* PROBLEM TO SOLVE *
What follows is a set of records, each of which is to be written out exactly.
..........
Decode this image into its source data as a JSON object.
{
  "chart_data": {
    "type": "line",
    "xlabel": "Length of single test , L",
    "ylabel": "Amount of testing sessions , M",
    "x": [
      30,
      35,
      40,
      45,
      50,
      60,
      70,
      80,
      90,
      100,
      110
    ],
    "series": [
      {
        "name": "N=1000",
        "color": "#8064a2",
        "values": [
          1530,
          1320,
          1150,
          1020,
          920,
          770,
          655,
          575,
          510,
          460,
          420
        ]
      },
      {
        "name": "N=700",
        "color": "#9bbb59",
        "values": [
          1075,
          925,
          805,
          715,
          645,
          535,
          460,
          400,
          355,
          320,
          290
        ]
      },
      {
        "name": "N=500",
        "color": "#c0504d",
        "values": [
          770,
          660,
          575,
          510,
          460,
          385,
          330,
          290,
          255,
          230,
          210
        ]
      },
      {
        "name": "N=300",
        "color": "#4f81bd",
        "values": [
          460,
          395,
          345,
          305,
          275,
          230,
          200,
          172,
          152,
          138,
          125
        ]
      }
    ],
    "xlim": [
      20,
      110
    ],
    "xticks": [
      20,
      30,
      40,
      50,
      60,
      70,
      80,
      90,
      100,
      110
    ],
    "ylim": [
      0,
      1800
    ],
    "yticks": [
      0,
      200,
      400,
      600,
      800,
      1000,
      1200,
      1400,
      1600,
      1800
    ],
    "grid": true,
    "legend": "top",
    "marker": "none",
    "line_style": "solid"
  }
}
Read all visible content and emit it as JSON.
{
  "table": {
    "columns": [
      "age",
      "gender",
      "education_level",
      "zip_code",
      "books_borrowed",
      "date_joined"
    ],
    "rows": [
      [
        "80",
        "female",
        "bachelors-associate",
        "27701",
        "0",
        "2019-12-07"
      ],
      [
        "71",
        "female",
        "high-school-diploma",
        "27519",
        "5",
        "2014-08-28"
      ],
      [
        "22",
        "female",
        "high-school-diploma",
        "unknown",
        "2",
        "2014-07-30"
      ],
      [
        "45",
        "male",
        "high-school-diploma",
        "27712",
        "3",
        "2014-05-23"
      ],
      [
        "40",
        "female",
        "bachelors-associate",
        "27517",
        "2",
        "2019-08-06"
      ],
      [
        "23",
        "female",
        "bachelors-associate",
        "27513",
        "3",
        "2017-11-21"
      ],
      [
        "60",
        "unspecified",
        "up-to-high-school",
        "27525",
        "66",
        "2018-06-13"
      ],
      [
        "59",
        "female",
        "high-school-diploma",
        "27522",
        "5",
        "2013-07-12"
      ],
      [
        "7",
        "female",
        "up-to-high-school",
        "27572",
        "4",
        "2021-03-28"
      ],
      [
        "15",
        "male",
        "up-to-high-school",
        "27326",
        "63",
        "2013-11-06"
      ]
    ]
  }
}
..........
* EXERCISE SOLUTION *
Decode this image into its source data as a JSON object.
{
  "chart_data": {
    "type": "line",
    "xlabel": "Length of single test , L",
    "ylabel": "Amount of testing sessions , M",
    "x": [
      30,
      35,
      40,
      45,
      50,
      60,
      70,
      80,
      90,
      100,
      110
    ],
    "series": [
      {
        "name": "N=1000",
        "color": "#8064a2",
        "values": [
          1530,
          1320,
          1150,
          1020,
          920,
          770,
          655,
          575,
          510,
          460,
          420
        ]
      },
      {
        "name": "N=700",
        "color": "#9bbb59",
        "values": [
          1075,
          925,
          805,
          715,
          645,
          535,
          460,
          400,
          355,
          320,
          290
        ]
      },
      {
        "name": "N=500",
        "color": "#c0504d",
        "values": [
          770,
          660,
          575,
          510,
          460,
          385,
          330,
          290,
          255,
          230,
          210
        ]
      },
      {
        "name": "N=300",
        "color": "#4f81bd",
        "values": [
          460,
          395,
          345,
          305,
          275,
          230,
          200,
          172,
          152,
          138,
          125
        ]
      }
    ],
    "xlim": [
      20,
      110
    ],
    "xticks": [
      20,
      30,
      40,
      50,
      60,
      70,
      80,
      90,
      100,
      110
    ],
    "ylim": [
      0,
      1800
    ],
    "yticks": [
      0,
      200,
      400,
      600,
      800,
      1000,
      1200,
      1400,
      1600,
      1800
    ],
    "grid": true,
    "legend": "top",
    "marker": "none",
    "line_style": "solid"
  }
}
Read all visible content and emit it as JSON.
{
  "table": {
    "columns": [
      "age",
      "gender",
      "education_level",
      "zip_code",
      "books_borrowed",
      "date_joined"
    ],
    "rows": [
      [
        "80",
        "female",
        "bachelors-associate",
        "27701",
        "0",
        "2019-12-07"
      ],
      [
        "71",
        "female",
        "high-school-diploma",
        "27519",
        "5",
        "2014-08-28"
      ],
      [
        "22",
        "female",
        "high-school-diploma",
        "unknown",
        "2",
        "2014-07-30"
      ],
      [
        "45",
        "male",
        "high-school-diploma",
        "27712",
        "3",
        "2014-05-23"
      ],
      [
        "40",
        "female",
        "bachelors-associate",
        "27517",
        "2",
        "2019-08-06"
      ],
      [
        "23",
        "female",
        "bachelors-associate",
        "27513",
        "3",
        "2017-11-21"
      ],
      [
        "60",
        "unspecified",
        "up-to-high-school",
        "27525",
        "66",
        "2018-06-13"
      ],
      [
        "59",
        "female",
        "high-school-diploma",
        "27522",
        "5",
        "2013-07-12"
      ],
      [
        "7",
        "female",
        "up-to-high-school",
        "27572",
        "4",
        "2021-03-28"
      ],
      [
        "15",
        "male",
        "up-to-high-school",
        "27326",
        "63",
        "2013-11-06"
      ]
    ]
  }
}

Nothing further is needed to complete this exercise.